Items from a figure collection:

######

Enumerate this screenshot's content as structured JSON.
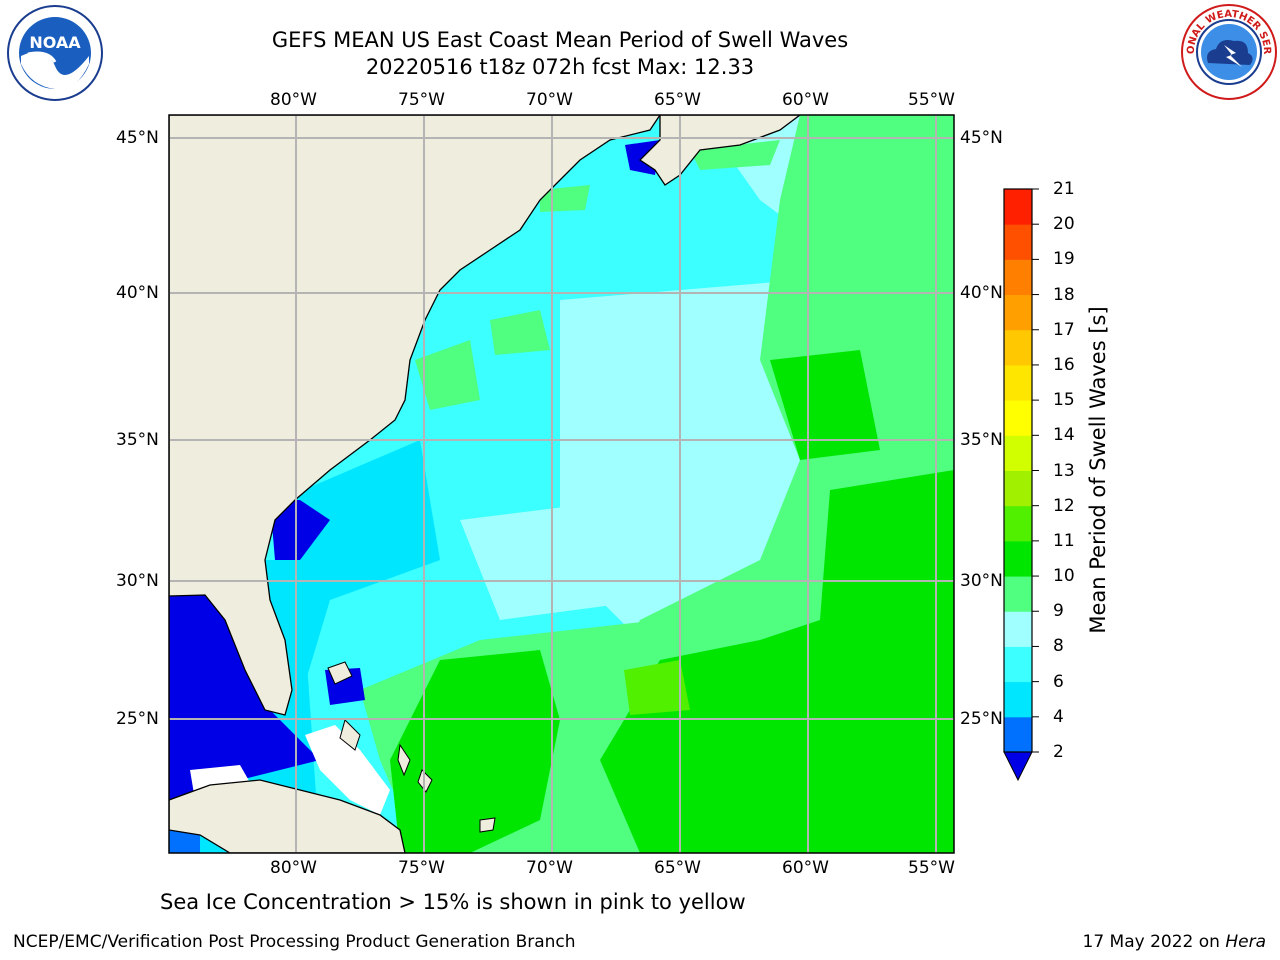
{
  "header": {
    "title_line1": "GEFS MEAN US East Coast Mean Period of Swell Waves",
    "title_line2": "20220516 t18z 072h fcst   Max: 12.33"
  },
  "map": {
    "lon_labels": [
      "80°W",
      "75°W",
      "70°W",
      "65°W",
      "60°W",
      "55°W"
    ],
    "lat_labels": [
      "45°N",
      "40°N",
      "35°N",
      "30°N",
      "25°N"
    ],
    "land_color": "#efedde",
    "grid_color": "#b4b4b4"
  },
  "colorbar": {
    "label": "Mean Period of Swell Waves [s]",
    "ticks": [
      "2",
      "4",
      "6",
      "8",
      "9",
      "10",
      "11",
      "12",
      "13",
      "14",
      "15",
      "16",
      "17",
      "18",
      "19",
      "20",
      "21"
    ],
    "colors": [
      "#0070ff",
      "#00e6ff",
      "#3cffff",
      "#a0ffff",
      "#50ff80",
      "#00e600",
      "#50f000",
      "#a0f000",
      "#d2ff00",
      "#ffff00",
      "#ffe600",
      "#ffc800",
      "#ffa000",
      "#ff8000",
      "#ff5000",
      "#ff2000"
    ],
    "under_color": "#0000e6"
  },
  "notes": {
    "ice": "Sea Ice Concentration > 15% is shown in pink to yellow"
  },
  "footer": {
    "left": "NCEP/EMC/Verification Post Processing Product Generation Branch",
    "date": "17 May 2022 on ",
    "host": "Hera"
  },
  "logos": {
    "noaa_text": "NOAA",
    "nws_text": "NATIONAL WEATHER SERVICE"
  }
}
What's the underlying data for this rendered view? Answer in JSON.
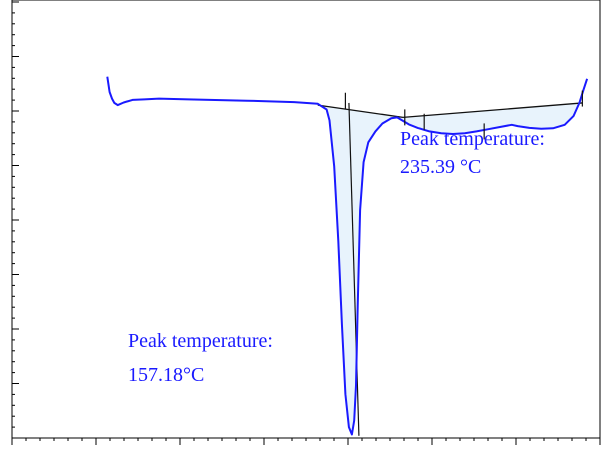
{
  "chart_data": {
    "type": "line",
    "title": "",
    "xlabel": "",
    "ylabel": "",
    "grid": false,
    "legend": "none",
    "xlim": [
      0,
      100
    ],
    "ylim": [
      0,
      100
    ],
    "series": [
      {
        "x": [
          16.2,
          16.6,
          17.0,
          17.4,
          18.0,
          19.0,
          20.5,
          22.5,
          25.0,
          30.0,
          40.0,
          48.0,
          52.0,
          53.5,
          54.0,
          54.8,
          55.5,
          56.1,
          56.7,
          57.3,
          57.8,
          58.2,
          58.5,
          58.8,
          59.2,
          59.8,
          60.6,
          61.8,
          63.0,
          64.5,
          65.5,
          66.5,
          67.5,
          69.0,
          71.0,
          73.0,
          75.0,
          77.0,
          79.0,
          81.0,
          83.0,
          85.0,
          86.0,
          88.0,
          90.0,
          92.0,
          94.0,
          95.5,
          96.5,
          97.2,
          97.8
        ],
        "y": [
          82.5,
          79.0,
          77.5,
          76.5,
          76.0,
          76.6,
          77.2,
          77.3,
          77.5,
          77.3,
          77.0,
          76.7,
          76.3,
          75.0,
          72.5,
          62.0,
          45.0,
          26.0,
          10.0,
          2.5,
          0.8,
          4.0,
          12.0,
          30.0,
          52.0,
          63.0,
          67.5,
          70.0,
          71.8,
          73.0,
          73.2,
          72.4,
          71.6,
          70.8,
          70.0,
          69.6,
          69.4,
          69.6,
          70.0,
          70.5,
          71.0,
          71.5,
          71.2,
          70.8,
          70.6,
          70.7,
          71.5,
          73.5,
          76.5,
          79.5,
          82.0
        ],
        "color": "#1a1aff"
      }
    ],
    "baselines": [
      {
        "x": [
          52.0,
          66.5
        ],
        "y": [
          76.0,
          73.2
        ]
      },
      {
        "x": [
          66.5,
          97.0
        ],
        "y": [
          73.2,
          76.5
        ]
      }
    ],
    "markers": [
      {
        "x": 56.7,
        "y": 77.0
      },
      {
        "x": 66.8,
        "y": 73.2
      },
      {
        "x": 70.1,
        "y": 72.2
      },
      {
        "x": 80.3,
        "y": 70.0
      },
      {
        "x": 97.0,
        "y": 77.5
      }
    ],
    "peak_lines": [
      {
        "x": [
          57.3,
          59.0
        ],
        "y": [
          76.5,
          0.5
        ]
      }
    ],
    "fill_color": "#e8f3fc",
    "annotations": [
      {
        "line1": "Peak temperature:",
        "line2": "157.18°C"
      },
      {
        "line1": "Peak temperature:",
        "line2": "235.39 °C"
      }
    ]
  }
}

######

◆ **DIRECTION**:
Above are records with pictures; repeat the records exactly and leave the pictures out.

◆ **RIGHT ANSWER**:
Enumerate this screenshot's content as structured JSON.
{
  "header": {
    "title_line1": "GEFS MEAN US East Coast Mean Period of Swell Waves",
    "title_line2": "20220516 t18z 072h fcst   Max: 12.33"
  },
  "map": {
    "lon_labels": [
      "80°W",
      "75°W",
      "70°W",
      "65°W",
      "60°W",
      "55°W"
    ],
    "lat_labels": [
      "45°N",
      "40°N",
      "35°N",
      "30°N",
      "25°N"
    ],
    "land_color": "#efedde",
    "grid_color": "#b4b4b4"
  },
  "colorbar": {
    "label": "Mean Period of Swell Waves [s]",
    "ticks": [
      "2",
      "4",
      "6",
      "8",
      "9",
      "10",
      "11",
      "12",
      "13",
      "14",
      "15",
      "16",
      "17",
      "18",
      "19",
      "20",
      "21"
    ],
    "colors": [
      "#0070ff",
      "#00e6ff",
      "#3cffff",
      "#a0ffff",
      "#50ff80",
      "#00e600",
      "#50f000",
      "#a0f000",
      "#d2ff00",
      "#ffff00",
      "#ffe600",
      "#ffc800",
      "#ffa000",
      "#ff8000",
      "#ff5000",
      "#ff2000"
    ],
    "under_color": "#0000e6"
  },
  "notes": {
    "ice": "Sea Ice Concentration > 15% is shown in pink to yellow"
  },
  "footer": {
    "left": "NCEP/EMC/Verification Post Processing Product Generation Branch",
    "date": "17 May 2022 on ",
    "host": "Hera"
  },
  "logos": {
    "noaa_text": "NOAA",
    "nws_text": "NATIONAL WEATHER SERVICE"
  }
}
What's the underlying data for this rendered view? Answer in JSON.
{
  "chart_data": {
    "type": "line",
    "title": "",
    "xlabel": "",
    "ylabel": "",
    "grid": false,
    "legend": "none",
    "xlim": [
      0,
      100
    ],
    "ylim": [
      0,
      100
    ],
    "series": [
      {
        "x": [
          16.2,
          16.6,
          17.0,
          17.4,
          18.0,
          19.0,
          20.5,
          22.5,
          25.0,
          30.0,
          40.0,
          48.0,
          52.0,
          53.5,
          54.0,
          54.8,
          55.5,
          56.1,
          56.7,
          57.3,
          57.8,
          58.2,
          58.5,
          58.8,
          59.2,
          59.8,
          60.6,
          61.8,
          63.0,
          64.5,
          65.5,
          66.5,
          67.5,
          69.0,
          71.0,
          73.0,
          75.0,
          77.0,
          79.0,
          81.0,
          83.0,
          85.0,
          86.0,
          88.0,
          90.0,
          92.0,
          94.0,
          95.5,
          96.5,
          97.2,
          97.8
        ],
        "y": [
          82.5,
          79.0,
          77.5,
          76.5,
          76.0,
          76.6,
          77.2,
          77.3,
          77.5,
          77.3,
          77.0,
          76.7,
          76.3,
          75.0,
          72.5,
          62.0,
          45.0,
          26.0,
          10.0,
          2.5,
          0.8,
          4.0,
          12.0,
          30.0,
          52.0,
          63.0,
          67.5,
          70.0,
          71.8,
          73.0,
          73.2,
          72.4,
          71.6,
          70.8,
          70.0,
          69.6,
          69.4,
          69.6,
          70.0,
          70.5,
          71.0,
          71.5,
          71.2,
          70.8,
          70.6,
          70.7,
          71.5,
          73.5,
          76.5,
          79.5,
          82.0
        ],
        "color": "#1a1aff"
      }
    ],
    "baselines": [
      {
        "x": [
          52.0,
          66.5
        ],
        "y": [
          76.0,
          73.2
        ]
      },
      {
        "x": [
          66.5,
          97.0
        ],
        "y": [
          73.2,
          76.5
        ]
      }
    ],
    "markers": [
      {
        "x": 56.7,
        "y": 77.0
      },
      {
        "x": 66.8,
        "y": 73.2
      },
      {
        "x": 70.1,
        "y": 72.2
      },
      {
        "x": 80.3,
        "y": 70.0
      },
      {
        "x": 97.0,
        "y": 77.5
      }
    ],
    "peak_lines": [
      {
        "x": [
          57.3,
          59.0
        ],
        "y": [
          76.5,
          0.5
        ]
      }
    ],
    "fill_color": "#e8f3fc",
    "annotations": [
      {
        "line1": "Peak temperature:",
        "line2": "157.18°C"
      },
      {
        "line1": "Peak temperature:",
        "line2": "235.39 °C"
      }
    ]
  }
}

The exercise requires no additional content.